Identify the lines that contain the string "text" and copy all of them.

- - - -

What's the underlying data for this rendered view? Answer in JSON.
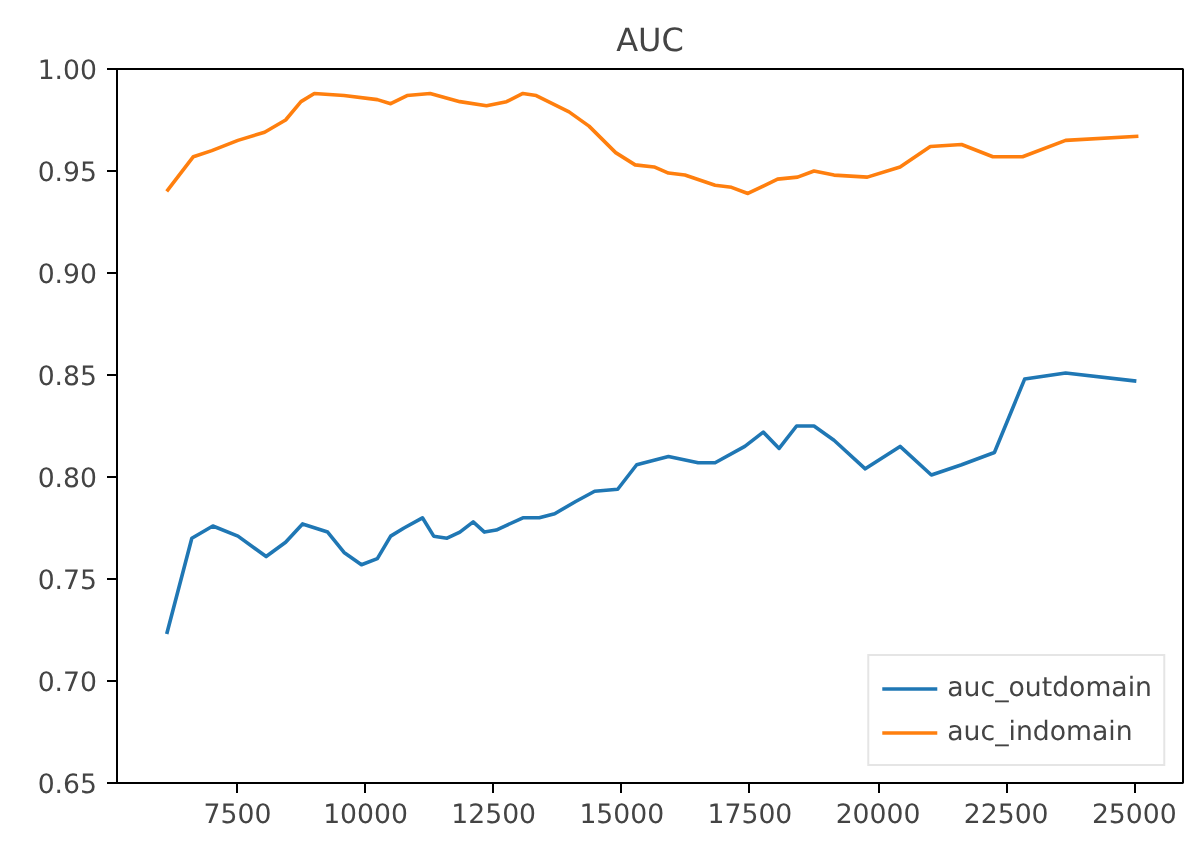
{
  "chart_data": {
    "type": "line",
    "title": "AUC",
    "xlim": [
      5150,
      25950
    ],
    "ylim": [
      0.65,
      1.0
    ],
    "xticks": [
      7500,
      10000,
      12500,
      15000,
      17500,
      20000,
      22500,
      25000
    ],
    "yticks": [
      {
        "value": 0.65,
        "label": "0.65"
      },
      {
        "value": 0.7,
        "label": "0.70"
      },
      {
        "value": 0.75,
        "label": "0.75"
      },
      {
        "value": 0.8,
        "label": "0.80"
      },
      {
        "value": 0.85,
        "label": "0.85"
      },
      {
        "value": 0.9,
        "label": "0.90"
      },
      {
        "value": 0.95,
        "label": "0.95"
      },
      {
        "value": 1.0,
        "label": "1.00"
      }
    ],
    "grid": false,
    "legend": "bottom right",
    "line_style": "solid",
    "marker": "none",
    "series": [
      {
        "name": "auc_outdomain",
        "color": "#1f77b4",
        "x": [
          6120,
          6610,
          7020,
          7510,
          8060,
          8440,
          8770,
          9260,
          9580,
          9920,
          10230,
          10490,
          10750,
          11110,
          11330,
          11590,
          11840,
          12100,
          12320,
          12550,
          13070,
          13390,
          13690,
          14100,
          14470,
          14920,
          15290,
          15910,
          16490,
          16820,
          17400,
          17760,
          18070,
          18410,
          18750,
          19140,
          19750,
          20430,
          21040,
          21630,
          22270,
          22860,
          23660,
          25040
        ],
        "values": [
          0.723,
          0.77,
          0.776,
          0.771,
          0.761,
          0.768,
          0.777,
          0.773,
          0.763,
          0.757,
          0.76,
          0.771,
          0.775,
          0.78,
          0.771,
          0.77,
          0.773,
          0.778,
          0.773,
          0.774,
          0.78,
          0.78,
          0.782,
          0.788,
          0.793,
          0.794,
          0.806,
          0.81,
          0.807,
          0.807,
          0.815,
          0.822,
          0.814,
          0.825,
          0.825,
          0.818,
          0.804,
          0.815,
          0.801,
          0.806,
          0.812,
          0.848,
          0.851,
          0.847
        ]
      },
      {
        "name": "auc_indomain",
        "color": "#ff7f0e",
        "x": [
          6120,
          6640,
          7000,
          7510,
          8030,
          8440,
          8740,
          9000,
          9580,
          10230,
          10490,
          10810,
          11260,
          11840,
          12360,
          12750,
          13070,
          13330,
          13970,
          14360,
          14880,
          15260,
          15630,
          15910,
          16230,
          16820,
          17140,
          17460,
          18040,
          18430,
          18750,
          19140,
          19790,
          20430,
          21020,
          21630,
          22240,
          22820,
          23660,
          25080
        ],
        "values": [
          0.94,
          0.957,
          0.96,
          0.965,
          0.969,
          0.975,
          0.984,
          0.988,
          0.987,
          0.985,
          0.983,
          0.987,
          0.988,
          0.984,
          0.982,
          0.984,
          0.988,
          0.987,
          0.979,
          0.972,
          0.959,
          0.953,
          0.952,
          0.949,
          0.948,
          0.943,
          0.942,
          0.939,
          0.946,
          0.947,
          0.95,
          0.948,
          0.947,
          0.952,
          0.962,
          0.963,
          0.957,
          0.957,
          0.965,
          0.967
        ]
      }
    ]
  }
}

- - - -

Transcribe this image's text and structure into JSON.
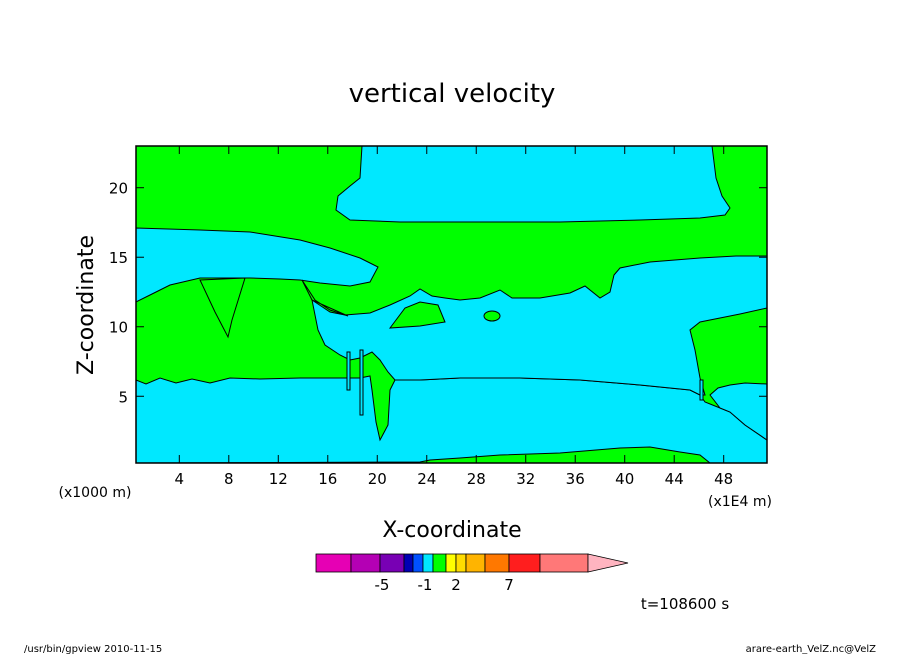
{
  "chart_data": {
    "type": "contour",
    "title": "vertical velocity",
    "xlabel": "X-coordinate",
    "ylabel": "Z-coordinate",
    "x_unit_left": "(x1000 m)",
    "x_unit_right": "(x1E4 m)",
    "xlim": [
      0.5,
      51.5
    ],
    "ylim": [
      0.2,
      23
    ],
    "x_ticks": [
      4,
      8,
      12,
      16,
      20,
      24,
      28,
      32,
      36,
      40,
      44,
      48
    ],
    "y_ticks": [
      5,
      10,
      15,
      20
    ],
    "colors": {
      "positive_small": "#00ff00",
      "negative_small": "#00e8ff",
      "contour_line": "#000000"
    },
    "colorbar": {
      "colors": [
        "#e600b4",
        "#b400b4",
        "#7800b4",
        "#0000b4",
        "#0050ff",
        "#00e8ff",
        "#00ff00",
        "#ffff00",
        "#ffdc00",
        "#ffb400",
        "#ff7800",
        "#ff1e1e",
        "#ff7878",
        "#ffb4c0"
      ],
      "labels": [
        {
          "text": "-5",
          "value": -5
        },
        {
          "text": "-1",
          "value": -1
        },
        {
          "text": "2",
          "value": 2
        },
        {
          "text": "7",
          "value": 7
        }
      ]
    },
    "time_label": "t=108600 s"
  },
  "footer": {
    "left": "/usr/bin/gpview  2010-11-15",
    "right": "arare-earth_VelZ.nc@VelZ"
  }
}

- - - -

__Exercise answer__.
Transcribe this image's text and structure into JSON.
          "text": "-5",
          "text": "-1",
          "text": "2",
          "text": "7",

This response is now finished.